■ **BRIEF**: Locate and copy all lines bearing the word "sont".

■ **RECORDED DATA**:
━━━━
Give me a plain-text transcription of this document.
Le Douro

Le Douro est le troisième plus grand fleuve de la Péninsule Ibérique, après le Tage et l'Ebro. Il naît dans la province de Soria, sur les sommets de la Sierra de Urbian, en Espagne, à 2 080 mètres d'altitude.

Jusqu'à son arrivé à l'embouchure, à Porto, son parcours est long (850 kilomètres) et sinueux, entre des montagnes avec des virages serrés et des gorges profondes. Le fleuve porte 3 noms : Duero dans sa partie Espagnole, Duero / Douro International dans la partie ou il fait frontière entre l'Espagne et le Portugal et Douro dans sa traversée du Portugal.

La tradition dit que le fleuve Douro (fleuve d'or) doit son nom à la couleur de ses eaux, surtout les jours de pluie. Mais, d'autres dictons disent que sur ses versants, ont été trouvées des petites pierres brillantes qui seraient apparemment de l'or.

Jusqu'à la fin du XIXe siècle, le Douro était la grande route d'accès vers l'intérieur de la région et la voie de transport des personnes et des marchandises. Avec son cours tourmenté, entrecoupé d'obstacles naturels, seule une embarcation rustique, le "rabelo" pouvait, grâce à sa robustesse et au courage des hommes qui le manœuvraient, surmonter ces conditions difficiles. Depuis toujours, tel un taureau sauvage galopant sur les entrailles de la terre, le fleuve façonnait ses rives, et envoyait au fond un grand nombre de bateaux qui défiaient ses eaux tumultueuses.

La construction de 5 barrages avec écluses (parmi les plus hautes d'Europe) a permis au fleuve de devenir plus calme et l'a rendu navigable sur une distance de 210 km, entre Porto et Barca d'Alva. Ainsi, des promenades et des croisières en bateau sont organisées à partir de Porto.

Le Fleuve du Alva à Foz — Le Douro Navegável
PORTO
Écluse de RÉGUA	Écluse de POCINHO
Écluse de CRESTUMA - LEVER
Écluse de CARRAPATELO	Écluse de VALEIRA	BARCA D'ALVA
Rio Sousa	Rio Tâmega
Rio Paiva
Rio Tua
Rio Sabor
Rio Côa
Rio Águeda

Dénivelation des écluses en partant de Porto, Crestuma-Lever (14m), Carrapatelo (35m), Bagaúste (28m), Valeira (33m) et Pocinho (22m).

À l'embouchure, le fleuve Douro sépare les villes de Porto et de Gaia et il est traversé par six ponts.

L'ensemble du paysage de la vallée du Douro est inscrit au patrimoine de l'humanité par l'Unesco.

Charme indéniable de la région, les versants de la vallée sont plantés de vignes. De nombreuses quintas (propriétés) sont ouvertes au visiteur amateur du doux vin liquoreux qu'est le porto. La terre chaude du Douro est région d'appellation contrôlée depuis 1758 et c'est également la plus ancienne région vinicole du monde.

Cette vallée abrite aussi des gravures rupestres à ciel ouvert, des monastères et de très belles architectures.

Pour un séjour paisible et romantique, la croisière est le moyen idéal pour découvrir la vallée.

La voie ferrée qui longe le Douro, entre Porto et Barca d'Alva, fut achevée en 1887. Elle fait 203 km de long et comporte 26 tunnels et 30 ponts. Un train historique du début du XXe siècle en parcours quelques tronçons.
━━━━
■ **WORKED ANSWER**:
La construction de 5 barrages avec écluses (parmi les plus hautes d'Europe) a permis au fleuve de devenir plus calme et l'a rendu navigable sur une distance de 210 km, entre Porto et Barca d'Alva. Ainsi, des promenades et des croisières en bateau sont organisées à partir de Porto.
Charme indéniable de la région, les versants de la vallée sont plantés de vignes. De nombreuses quintas (propriétés) sont ouvertes au visiteur amateur du doux vin liquoreux qu'est le porto. La terre chaude du Douro est région d'appellation contrôlée depuis 1758 et c'est également la plus ancienne région vinicole du monde.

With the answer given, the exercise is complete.